- Aim: The data must be written out once more, precisely as given.

**********

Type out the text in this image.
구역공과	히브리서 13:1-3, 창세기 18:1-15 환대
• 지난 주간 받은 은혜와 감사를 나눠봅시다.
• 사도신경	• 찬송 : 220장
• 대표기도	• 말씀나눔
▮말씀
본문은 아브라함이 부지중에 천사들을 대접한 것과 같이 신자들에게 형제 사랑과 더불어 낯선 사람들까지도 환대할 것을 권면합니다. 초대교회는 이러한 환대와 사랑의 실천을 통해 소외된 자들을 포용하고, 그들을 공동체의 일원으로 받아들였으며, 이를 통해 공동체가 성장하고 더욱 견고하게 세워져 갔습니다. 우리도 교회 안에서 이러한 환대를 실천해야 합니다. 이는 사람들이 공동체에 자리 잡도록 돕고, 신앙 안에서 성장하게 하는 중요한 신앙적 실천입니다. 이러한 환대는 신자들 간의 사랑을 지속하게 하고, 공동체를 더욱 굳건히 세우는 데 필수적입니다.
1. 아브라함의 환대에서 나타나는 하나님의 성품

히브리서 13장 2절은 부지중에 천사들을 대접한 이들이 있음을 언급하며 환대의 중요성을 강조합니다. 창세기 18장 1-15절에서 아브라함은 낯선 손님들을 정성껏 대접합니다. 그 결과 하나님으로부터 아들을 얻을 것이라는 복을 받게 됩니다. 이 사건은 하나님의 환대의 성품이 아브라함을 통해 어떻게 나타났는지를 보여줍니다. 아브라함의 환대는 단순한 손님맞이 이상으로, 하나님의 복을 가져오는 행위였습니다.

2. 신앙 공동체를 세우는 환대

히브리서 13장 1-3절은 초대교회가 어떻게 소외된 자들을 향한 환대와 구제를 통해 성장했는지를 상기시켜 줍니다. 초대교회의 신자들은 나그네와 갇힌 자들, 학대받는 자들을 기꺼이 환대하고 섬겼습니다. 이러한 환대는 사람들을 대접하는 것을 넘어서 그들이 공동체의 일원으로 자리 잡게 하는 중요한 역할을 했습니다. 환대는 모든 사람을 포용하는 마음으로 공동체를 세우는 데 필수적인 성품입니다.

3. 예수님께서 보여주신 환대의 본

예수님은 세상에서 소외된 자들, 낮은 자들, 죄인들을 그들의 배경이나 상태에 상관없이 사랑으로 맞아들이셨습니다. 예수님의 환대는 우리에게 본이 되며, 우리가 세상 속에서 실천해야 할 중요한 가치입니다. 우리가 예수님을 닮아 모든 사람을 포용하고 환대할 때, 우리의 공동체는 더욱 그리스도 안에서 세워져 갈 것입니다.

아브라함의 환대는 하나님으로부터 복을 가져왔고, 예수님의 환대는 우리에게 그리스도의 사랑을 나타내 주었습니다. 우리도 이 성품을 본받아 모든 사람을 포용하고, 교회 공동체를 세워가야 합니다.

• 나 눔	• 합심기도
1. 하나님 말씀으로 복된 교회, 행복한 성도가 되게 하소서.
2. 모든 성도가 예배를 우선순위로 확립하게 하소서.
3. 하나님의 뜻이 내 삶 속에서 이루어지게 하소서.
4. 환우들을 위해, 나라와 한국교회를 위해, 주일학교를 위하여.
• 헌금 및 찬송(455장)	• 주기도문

**********

- Task solution:
Type out the text in this image.
구역공과	히브리서 13:1-3, 창세기 18:1-15 환대
• 지난 주간 받은 은혜와 감사를 나눠봅시다.
• 사도신경	• 찬송 : 220장
• 대표기도	• 말씀나눔
▮말씀
본문은 아브라함이 부지중에 천사들을 대접한 것과 같이 신자들에게 형제 사랑과 더불어 낯선 사람들까지도 환대할 것을 권면합니다. 초대교회는 이러한 환대와 사랑의 실천을 통해 소외된 자들을 포용하고, 그들을 공동체의 일원으로 받아들였으며, 이를 통해 공동체가 성장하고 더욱 견고하게 세워져 갔습니다. 우리도 교회 안에서 이러한 환대를 실천해야 합니다. 이는 사람들이 공동체에 자리 잡도록 돕고, 신앙 안에서 성장하게 하는 중요한 신앙적 실천입니다. 이러한 환대는 신자들 간의 사랑을 지속하게 하고, 공동체를 더욱 굳건히 세우는 데 필수적입니다.
1. 아브라함의 환대에서 나타나는 하나님의 성품

히브리서 13장 2절은 부지중에 천사들을 대접한 이들이 있음을 언급하며 환대의 중요성을 강조합니다. 창세기 18장 1-15절에서 아브라함은 낯선 손님들을 정성껏 대접합니다. 그 결과 하나님으로부터 아들을 얻을 것이라는 복을 받게 됩니다. 이 사건은 하나님의 환대의 성품이 아브라함을 통해 어떻게 나타났는지를 보여줍니다. 아브라함의 환대는 단순한 손님맞이 이상으로, 하나님의 복을 가져오는 행위였습니다.

2. 신앙 공동체를 세우는 환대

히브리서 13장 1-3절은 초대교회가 어떻게 소외된 자들을 향한 환대와 구제를 통해 성장했는지를 상기시켜 줍니다. 초대교회의 신자들은 나그네와 갇힌 자들, 학대받는 자들을 기꺼이 환대하고 섬겼습니다. 이러한 환대는 사람들을 대접하는 것을 넘어서 그들이 공동체의 일원으로 자리 잡게 하는 중요한 역할을 했습니다. 환대는 모든 사람을 포용하는 마음으로 공동체를 세우는 데 필수적인 성품입니다.

3. 예수님께서 보여주신 환대의 본

예수님은 세상에서 소외된 자들, 낮은 자들, 죄인들을 그들의 배경이나 상태에 상관없이 사랑으로 맞아들이셨습니다. 예수님의 환대는 우리에게 본이 되며, 우리가 세상 속에서 실천해야 할 중요한 가치입니다. 우리가 예수님을 닮아 모든 사람을 포용하고 환대할 때, 우리의 공동체는 더욱 그리스도 안에서 세워져 갈 것입니다.

아브라함의 환대는 하나님으로부터 복을 가져왔고, 예수님의 환대는 우리에게 그리스도의 사랑을 나타내 주었습니다. 우리도 이 성품을 본받아 모든 사람을 포용하고, 교회 공동체를 세워가야 합니다.

• 나 눔	• 합심기도
1. 하나님 말씀으로 복된 교회, 행복한 성도가 되게 하소서.
2. 모든 성도가 예배를 우선순위로 확립하게 하소서.
3. 하나님의 뜻이 내 삶 속에서 이루어지게 하소서.
4. 환우들을 위해, 나라와 한국교회를 위해, 주일학교를 위하여.
• 헌금 및 찬송(455장)	• 주기도문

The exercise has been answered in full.